╭─ Data excerpts

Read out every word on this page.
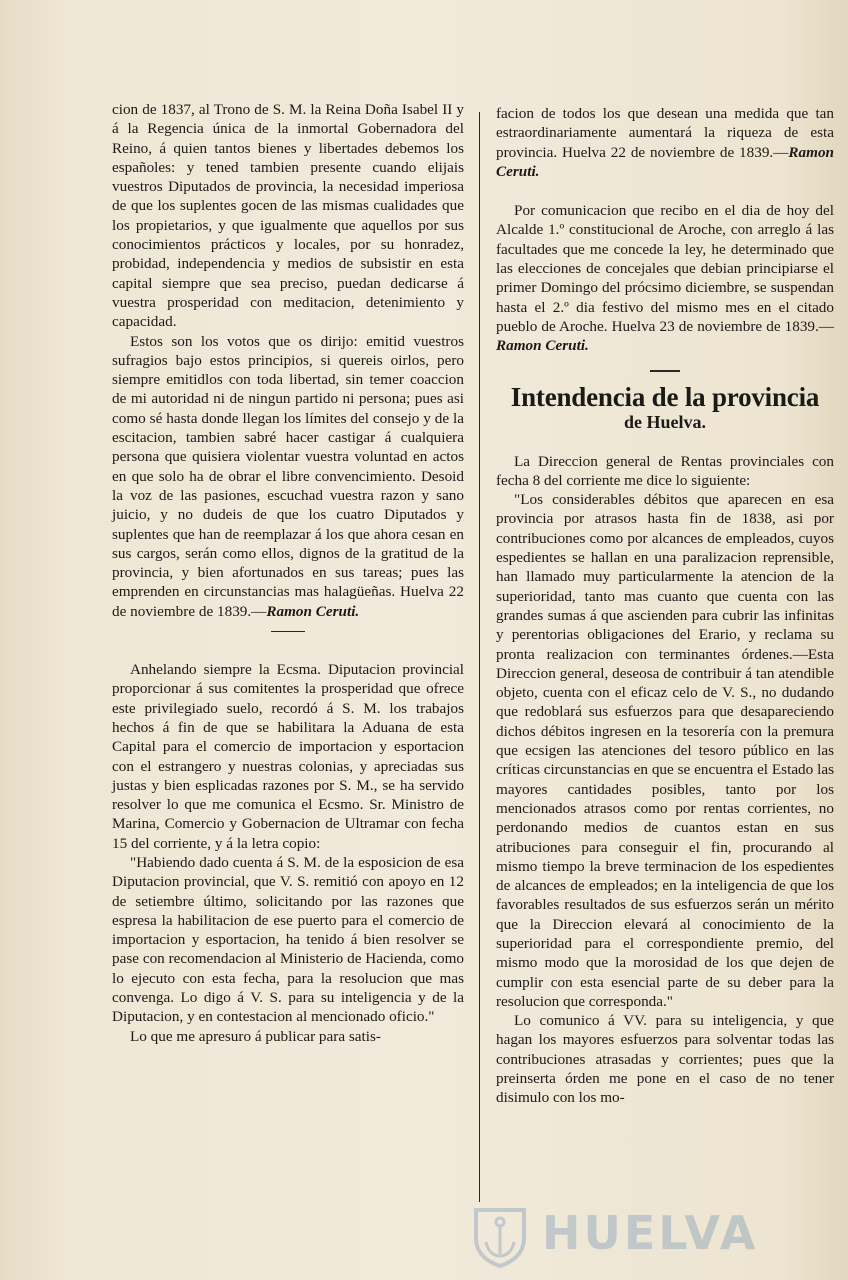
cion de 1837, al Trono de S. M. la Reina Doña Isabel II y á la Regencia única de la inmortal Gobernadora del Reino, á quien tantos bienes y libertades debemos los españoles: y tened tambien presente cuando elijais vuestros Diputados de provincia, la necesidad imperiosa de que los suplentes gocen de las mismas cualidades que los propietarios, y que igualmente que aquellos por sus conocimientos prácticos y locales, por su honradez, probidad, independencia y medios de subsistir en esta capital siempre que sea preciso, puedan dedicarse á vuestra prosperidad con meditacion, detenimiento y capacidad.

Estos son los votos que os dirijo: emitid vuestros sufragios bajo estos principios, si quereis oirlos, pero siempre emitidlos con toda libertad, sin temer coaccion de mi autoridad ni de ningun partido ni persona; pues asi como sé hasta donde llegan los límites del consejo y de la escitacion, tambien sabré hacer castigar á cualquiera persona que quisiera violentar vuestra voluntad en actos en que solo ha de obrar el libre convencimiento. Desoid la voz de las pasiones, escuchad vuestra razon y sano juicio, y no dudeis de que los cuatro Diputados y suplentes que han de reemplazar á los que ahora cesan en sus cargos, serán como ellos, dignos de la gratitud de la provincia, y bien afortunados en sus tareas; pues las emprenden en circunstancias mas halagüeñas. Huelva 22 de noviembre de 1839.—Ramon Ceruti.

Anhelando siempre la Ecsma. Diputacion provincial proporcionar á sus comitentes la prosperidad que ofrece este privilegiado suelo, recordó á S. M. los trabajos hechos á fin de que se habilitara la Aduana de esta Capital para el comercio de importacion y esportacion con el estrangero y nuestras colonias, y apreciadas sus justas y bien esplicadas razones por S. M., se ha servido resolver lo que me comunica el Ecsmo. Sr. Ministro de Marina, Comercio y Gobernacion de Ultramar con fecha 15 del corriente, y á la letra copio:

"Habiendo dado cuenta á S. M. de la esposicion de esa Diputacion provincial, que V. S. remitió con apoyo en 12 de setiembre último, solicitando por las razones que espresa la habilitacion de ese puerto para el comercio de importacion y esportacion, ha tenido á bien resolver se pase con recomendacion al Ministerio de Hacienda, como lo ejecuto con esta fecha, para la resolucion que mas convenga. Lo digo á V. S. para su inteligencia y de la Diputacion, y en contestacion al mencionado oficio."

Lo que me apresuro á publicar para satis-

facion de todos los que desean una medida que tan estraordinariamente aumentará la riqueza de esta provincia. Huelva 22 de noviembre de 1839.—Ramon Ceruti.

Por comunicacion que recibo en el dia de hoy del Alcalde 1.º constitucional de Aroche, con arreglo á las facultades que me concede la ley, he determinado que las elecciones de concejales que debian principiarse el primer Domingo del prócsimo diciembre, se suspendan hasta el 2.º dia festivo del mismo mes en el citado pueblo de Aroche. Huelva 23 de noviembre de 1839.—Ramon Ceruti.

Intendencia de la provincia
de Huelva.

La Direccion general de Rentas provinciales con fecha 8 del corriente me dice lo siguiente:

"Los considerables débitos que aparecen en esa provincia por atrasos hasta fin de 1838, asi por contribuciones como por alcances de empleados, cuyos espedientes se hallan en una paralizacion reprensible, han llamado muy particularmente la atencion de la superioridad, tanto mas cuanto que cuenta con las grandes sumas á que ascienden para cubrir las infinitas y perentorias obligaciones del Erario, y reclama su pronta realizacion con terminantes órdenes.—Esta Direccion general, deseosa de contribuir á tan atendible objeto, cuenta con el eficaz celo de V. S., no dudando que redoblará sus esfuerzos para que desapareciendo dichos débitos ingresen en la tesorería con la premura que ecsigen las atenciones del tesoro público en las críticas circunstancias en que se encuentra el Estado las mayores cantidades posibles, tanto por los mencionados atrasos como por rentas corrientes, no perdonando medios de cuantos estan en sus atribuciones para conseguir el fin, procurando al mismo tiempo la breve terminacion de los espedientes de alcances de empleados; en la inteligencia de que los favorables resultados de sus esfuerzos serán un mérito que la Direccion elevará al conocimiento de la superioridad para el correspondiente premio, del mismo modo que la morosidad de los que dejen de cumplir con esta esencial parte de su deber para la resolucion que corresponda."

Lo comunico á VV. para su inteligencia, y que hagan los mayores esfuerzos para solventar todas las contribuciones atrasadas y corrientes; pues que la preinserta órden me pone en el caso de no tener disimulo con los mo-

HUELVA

╰─

▶ What this task involves: Copy out all the records exactly, excluding pictures.

▶ Written answer:
Read out every word on this page.
cion de 1837, al Trono de S. M. la Reina Doña Isabel II y á la Regencia única de la inmortal Gobernadora del Reino, á quien tantos bienes y libertades debemos los españoles: y tened tambien presente cuando elijais vuestros Diputados de provincia, la necesidad imperiosa de que los suplentes gocen de las mismas cualidades que los propietarios, y que igualmente que aquellos por sus conocimientos prácticos y locales, por su honradez, probidad, independencia y medios de subsistir en esta capital siempre que sea preciso, puedan dedicarse á vuestra prosperidad con meditacion, detenimiento y capacidad.

Estos son los votos que os dirijo: emitid vuestros sufragios bajo estos principios, si quereis oirlos, pero siempre emitidlos con toda libertad, sin temer coaccion de mi autoridad ni de ningun partido ni persona; pues asi como sé hasta donde llegan los límites del consejo y de la escitacion, tambien sabré hacer castigar á cualquiera persona que quisiera violentar vuestra voluntad en actos en que solo ha de obrar el libre convencimiento. Desoid la voz de las pasiones, escuchad vuestra razon y sano juicio, y no dudeis de que los cuatro Diputados y suplentes que han de reemplazar á los que ahora cesan en sus cargos, serán como ellos, dignos de la gratitud de la provincia, y bien afortunados en sus tareas; pues las emprenden en circunstancias mas halagüeñas. Huelva 22 de noviembre de 1839.—Ramon Ceruti.

Anhelando siempre la Ecsma. Diputacion provincial proporcionar á sus comitentes la prosperidad que ofrece este privilegiado suelo, recordó á S. M. los trabajos hechos á fin de que se habilitara la Aduana de esta Capital para el comercio de importacion y esportacion con el estrangero y nuestras colonias, y apreciadas sus justas y bien esplicadas razones por S. M., se ha servido resolver lo que me comunica el Ecsmo. Sr. Ministro de Marina, Comercio y Gobernacion de Ultramar con fecha 15 del corriente, y á la letra copio:

"Habiendo dado cuenta á S. M. de la esposicion de esa Diputacion provincial, que V. S. remitió con apoyo en 12 de setiembre último, solicitando por las razones que espresa la habilitacion de ese puerto para el comercio de importacion y esportacion, ha tenido á bien resolver se pase con recomendacion al Ministerio de Hacienda, como lo ejecuto con esta fecha, para la resolucion que mas convenga. Lo digo á V. S. para su inteligencia y de la Diputacion, y en contestacion al mencionado oficio."

Lo que me apresuro á publicar para satis-

facion de todos los que desean una medida que tan estraordinariamente aumentará la riqueza de esta provincia. Huelva 22 de noviembre de 1839.—Ramon Ceruti.

Por comunicacion que recibo en el dia de hoy del Alcalde 1.º constitucional de Aroche, con arreglo á las facultades que me concede la ley, he determinado que las elecciones de concejales que debian principiarse el primer Domingo del prócsimo diciembre, se suspendan hasta el 2.º dia festivo del mismo mes en el citado pueblo de Aroche. Huelva 23 de noviembre de 1839.—Ramon Ceruti.

Intendencia de la provincia
de Huelva.

La Direccion general de Rentas provinciales con fecha 8 del corriente me dice lo siguiente:

"Los considerables débitos que aparecen en esa provincia por atrasos hasta fin de 1838, asi por contribuciones como por alcances de empleados, cuyos espedientes se hallan en una paralizacion reprensible, han llamado muy particularmente la atencion de la superioridad, tanto mas cuanto que cuenta con las grandes sumas á que ascienden para cubrir las infinitas y perentorias obligaciones del Erario, y reclama su pronta realizacion con terminantes órdenes.—Esta Direccion general, deseosa de contribuir á tan atendible objeto, cuenta con el eficaz celo de V. S., no dudando que redoblará sus esfuerzos para que desapareciendo dichos débitos ingresen en la tesorería con la premura que ecsigen las atenciones del tesoro público en las críticas circunstancias en que se encuentra el Estado las mayores cantidades posibles, tanto por los mencionados atrasos como por rentas corrientes, no perdonando medios de cuantos estan en sus atribuciones para conseguir el fin, procurando al mismo tiempo la breve terminacion de los espedientes de alcances de empleados; en la inteligencia de que los favorables resultados de sus esfuerzos serán un mérito que la Direccion elevará al conocimiento de la superioridad para el correspondiente premio, del mismo modo que la morosidad de los que dejen de cumplir con esta esencial parte de su deber para la resolucion que corresponda."

Lo comunico á VV. para su inteligencia, y que hagan los mayores esfuerzos para solventar todas las contribuciones atrasadas y corrientes; pues que la preinserta órden me pone en el caso de no tener disimulo con los mo-

HUELVA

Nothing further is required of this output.